STORED ROWS →
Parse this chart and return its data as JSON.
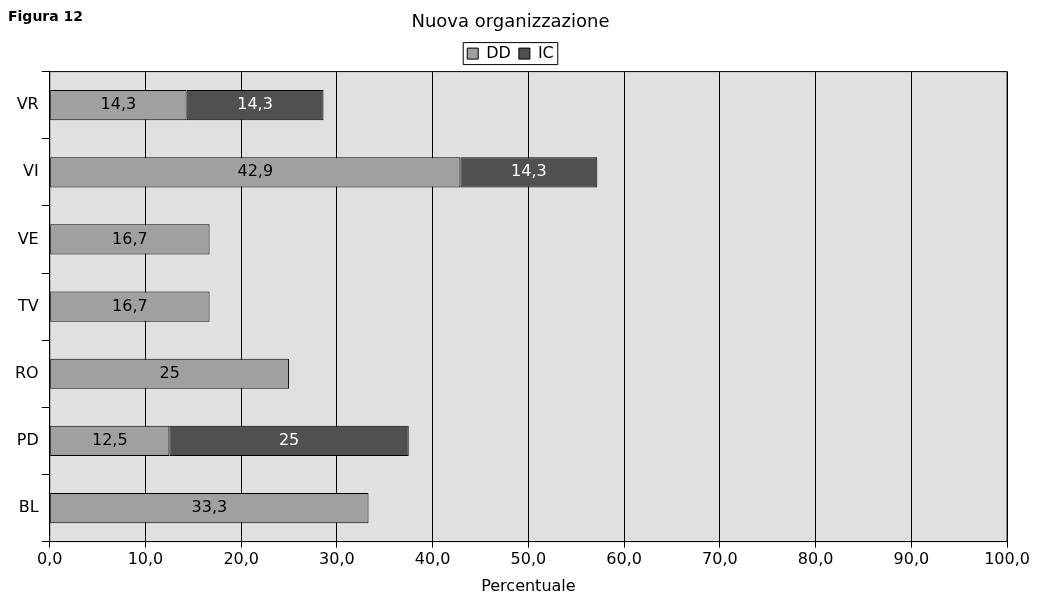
{
  "chart_data": {
    "type": "bar",
    "orientation": "horizontal",
    "stacked": true,
    "title": "Nuova organizzazione",
    "xlabel": "Percentuale",
    "annotations": [
      "Figura 12"
    ],
    "categories": [
      "VR",
      "VI",
      "VE",
      "TV",
      "RO",
      "PD",
      "BL"
    ],
    "series": [
      {
        "name": "DD",
        "color": "#a0a0a0",
        "values": [
          14.3,
          42.9,
          16.7,
          16.7,
          25,
          12.5,
          33.3
        ],
        "value_labels": [
          "14,3",
          "42,9",
          "16,7",
          "16,7",
          "25",
          "12,5",
          "33,3"
        ]
      },
      {
        "name": "IC",
        "color": "#505050",
        "values": [
          14.3,
          14.3,
          null,
          null,
          null,
          25,
          null
        ],
        "value_labels": [
          "14,3",
          "14,3",
          null,
          null,
          null,
          "25",
          null
        ]
      }
    ],
    "xlim": [
      0,
      100
    ],
    "xticks": [
      {
        "value": 0,
        "label": "0,0"
      },
      {
        "value": 10,
        "label": "10,0"
      },
      {
        "value": 20,
        "label": "20,0"
      },
      {
        "value": 30,
        "label": "30,0"
      },
      {
        "value": 40,
        "label": "40,0"
      },
      {
        "value": 50,
        "label": "50,0"
      },
      {
        "value": 60,
        "label": "60,0"
      },
      {
        "value": 70,
        "label": "70,0"
      },
      {
        "value": 80,
        "label": "80,0"
      },
      {
        "value": 90,
        "label": "90,0"
      },
      {
        "value": 100,
        "label": "100,0"
      }
    ],
    "grid": "x",
    "legend": "top"
  }
}
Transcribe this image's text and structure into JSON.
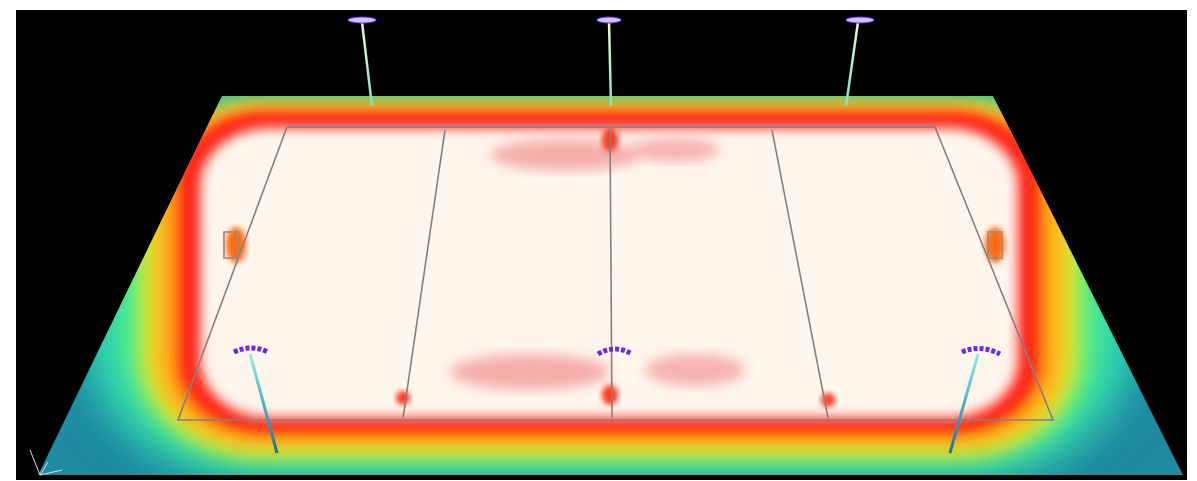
{
  "scene": {
    "description_hidden": "",
    "background_color": "#000000",
    "frame_color": "#ffffff",
    "heatmap_colors": [
      "#1e7f9a",
      "#27c7c0",
      "#3ff08a",
      "#d8f23a",
      "#ffd21a",
      "#ff8a10",
      "#ff2a12",
      "#fff7ee"
    ],
    "pole_color": "#6fd2c8",
    "luminaire_color": "#6a2bd8",
    "field_line_color": "#8c7c7c",
    "light_poles": {
      "top": [
        "pole-top-left",
        "pole-top-center",
        "pole-top-right"
      ],
      "bottom": [
        "pole-bottom-left",
        "pole-bottom-center",
        "pole-bottom-right"
      ]
    }
  }
}
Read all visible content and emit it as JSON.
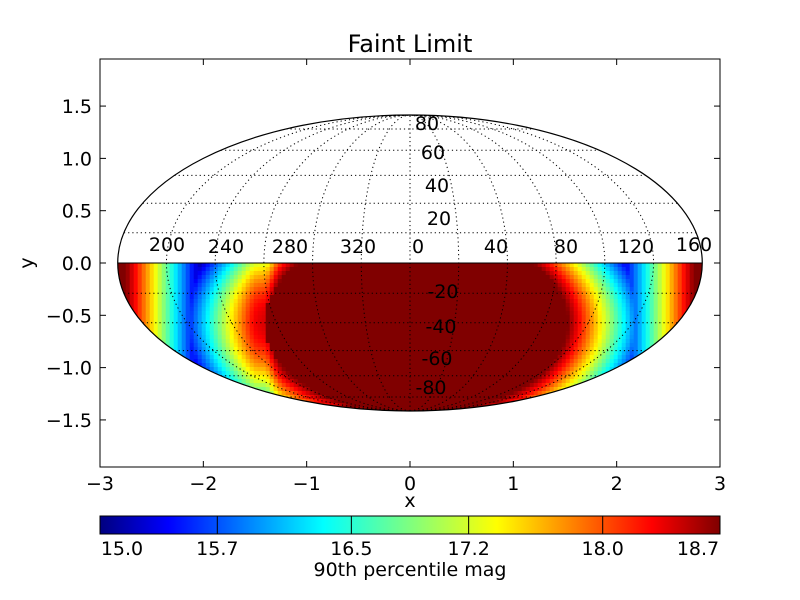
{
  "chart_data": {
    "type": "heatmap",
    "projection": "Mollweide (Hammer-style all-sky)",
    "title": "Faint Limit",
    "xlabel": "x",
    "ylabel": "y",
    "xlim": [
      -3,
      3
    ],
    "ylim": [
      -1.95,
      1.95
    ],
    "x_ticks": [
      "−3",
      "−2",
      "−1",
      "0",
      "1",
      "2",
      "3"
    ],
    "x_tick_values": [
      -3,
      -2,
      -1,
      0,
      1,
      2,
      3
    ],
    "y_ticks": [
      "−1.5",
      "−1.0",
      "−0.5",
      "0.0",
      "0.5",
      "1.0",
      "1.5"
    ],
    "y_tick_values": [
      -1.5,
      -1.0,
      -0.5,
      0.0,
      0.5,
      1.0,
      1.5
    ],
    "longitude_labels": [
      "200",
      "240",
      "280",
      "320",
      "0",
      "40",
      "80",
      "120",
      "160"
    ],
    "longitude_label_values": [
      200,
      240,
      280,
      320,
      0,
      40,
      80,
      120,
      160
    ],
    "latitude_labels": [
      "80",
      "60",
      "40",
      "20",
      "-20",
      "-40",
      "-60",
      "-80"
    ],
    "latitude_label_values": [
      80,
      60,
      40,
      20,
      -20,
      -40,
      -60,
      -80
    ],
    "data_coverage": "southern hemisphere only (y < 0)",
    "colorbar": {
      "label": "90th percentile mag",
      "colormap": "jet",
      "ticks": [
        "15.0",
        "15.7",
        "16.5",
        "17.2",
        "18.0",
        "18.7"
      ],
      "tick_values": [
        15.0,
        15.7,
        16.5,
        17.2,
        18.0,
        18.7
      ],
      "range": [
        15.0,
        18.7
      ]
    },
    "grid": true,
    "grid_style": "dotted"
  }
}
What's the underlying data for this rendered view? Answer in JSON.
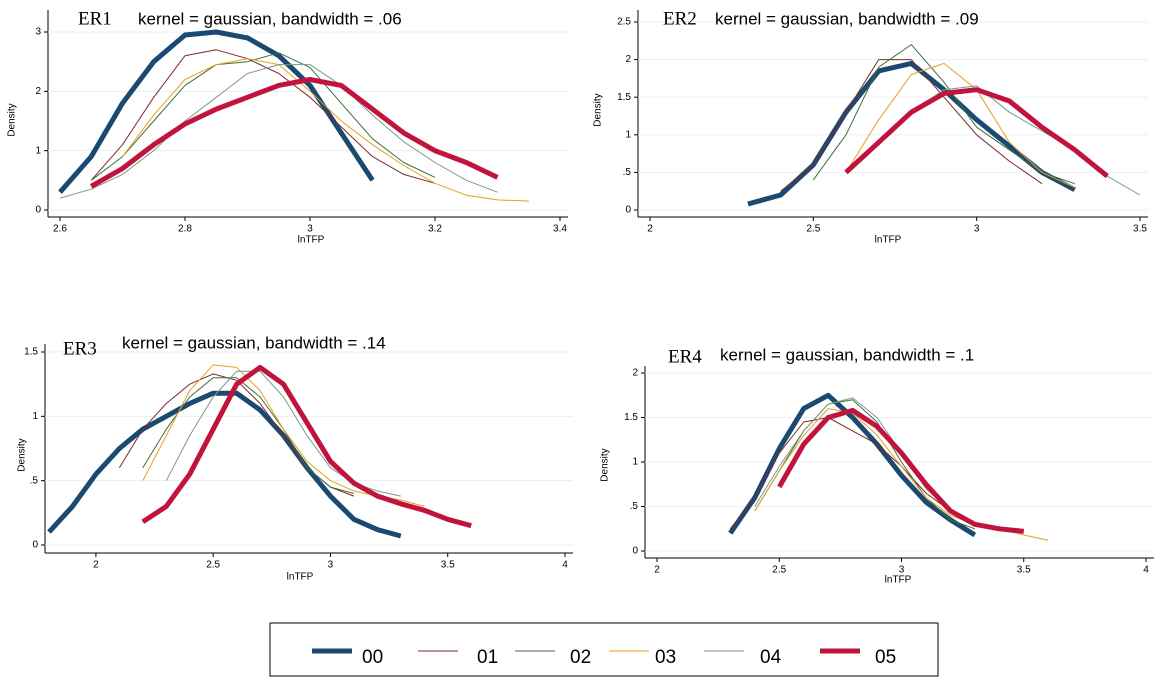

WORK INSTRUCTIONS →
Quote every entry exactly, with the pictures omitted.

RESULT →
Parse this chart and return its data as JSON.
{
  "chart_data": {
    "type": "bar",
    "orientation": "horizontal",
    "stacked": true,
    "title": "Nuova organizzazione",
    "xlabel": "Percentuale",
    "annotations": [
      "Figura 12"
    ],
    "categories": [
      "VR",
      "VI",
      "VE",
      "TV",
      "RO",
      "PD",
      "BL"
    ],
    "series": [
      {
        "name": "DD",
        "color": "#a0a0a0",
        "values": [
          14.3,
          42.9,
          16.7,
          16.7,
          25,
          12.5,
          33.3
        ],
        "value_labels": [
          "14,3",
          "42,9",
          "16,7",
          "16,7",
          "25",
          "12,5",
          "33,3"
        ]
      },
      {
        "name": "IC",
        "color": "#505050",
        "values": [
          14.3,
          14.3,
          null,
          null,
          null,
          25,
          null
        ],
        "value_labels": [
          "14,3",
          "14,3",
          null,
          null,
          null,
          "25",
          null
        ]
      }
    ],
    "xlim": [
      0,
      100
    ],
    "xticks": [
      {
        "value": 0,
        "label": "0,0"
      },
      {
        "value": 10,
        "label": "10,0"
      },
      {
        "value": 20,
        "label": "20,0"
      },
      {
        "value": 30,
        "label": "30,0"
      },
      {
        "value": 40,
        "label": "40,0"
      },
      {
        "value": 50,
        "label": "50,0"
      },
      {
        "value": 60,
        "label": "60,0"
      },
      {
        "value": 70,
        "label": "70,0"
      },
      {
        "value": 80,
        "label": "80,0"
      },
      {
        "value": 90,
        "label": "90,0"
      },
      {
        "value": 100,
        "label": "100,0"
      }
    ],
    "grid": "x",
    "legend": "top"
  }
}
Transcribe this image's text and structure into JSON.
{
  "scene": {
    "description_hidden": "",
    "background_color": "#000000",
    "frame_color": "#ffffff",
    "heatmap_colors": [
      "#1e7f9a",
      "#27c7c0",
      "#3ff08a",
      "#d8f23a",
      "#ffd21a",
      "#ff8a10",
      "#ff2a12",
      "#fff7ee"
    ],
    "pole_color": "#6fd2c8",
    "luminaire_color": "#6a2bd8",
    "field_line_color": "#8c7c7c",
    "light_poles": {
      "top": [
        "pole-top-left",
        "pole-top-center",
        "pole-top-right"
      ],
      "bottom": [
        "pole-bottom-left",
        "pole-bottom-center",
        "pole-bottom-right"
      ]
    }
  }
}
Read all visible content and emit it as JSON.
{
  "chart_data": {
    "type": "heatmap",
    "projection": "Mollweide (Hammer-style all-sky)",
    "title": "Faint Limit",
    "xlabel": "x",
    "ylabel": "y",
    "xlim": [
      -3,
      3
    ],
    "ylim": [
      -1.95,
      1.95
    ],
    "x_ticks": [
      "−3",
      "−2",
      "−1",
      "0",
      "1",
      "2",
      "3"
    ],
    "x_tick_values": [
      -3,
      -2,
      -1,
      0,
      1,
      2,
      3
    ],
    "y_ticks": [
      "−1.5",
      "−1.0",
      "−0.5",
      "0.0",
      "0.5",
      "1.0",
      "1.5"
    ],
    "y_tick_values": [
      -1.5,
      -1.0,
      -0.5,
      0.0,
      0.5,
      1.0,
      1.5
    ],
    "longitude_labels": [
      "200",
      "240",
      "280",
      "320",
      "0",
      "40",
      "80",
      "120",
      "160"
    ],
    "longitude_label_values": [
      200,
      240,
      280,
      320,
      0,
      40,
      80,
      120,
      160
    ],
    "latitude_labels": [
      "80",
      "60",
      "40",
      "20",
      "-20",
      "-40",
      "-60",
      "-80"
    ],
    "latitude_label_values": [
      80,
      60,
      40,
      20,
      -20,
      -40,
      -60,
      -80
    ],
    "data_coverage": "southern hemisphere only (y < 0)",
    "colorbar": {
      "label": "90th percentile mag",
      "colormap": "jet",
      "ticks": [
        "15.0",
        "15.7",
        "16.5",
        "17.2",
        "18.0",
        "18.7"
      ],
      "tick_values": [
        15.0,
        15.7,
        16.5,
        17.2,
        18.0,
        18.7
      ],
      "range": [
        15.0,
        18.7
      ]
    },
    "grid": true,
    "grid_style": "dotted"
  }
}
What's the underlying data for this rendered view? Answer in JSON.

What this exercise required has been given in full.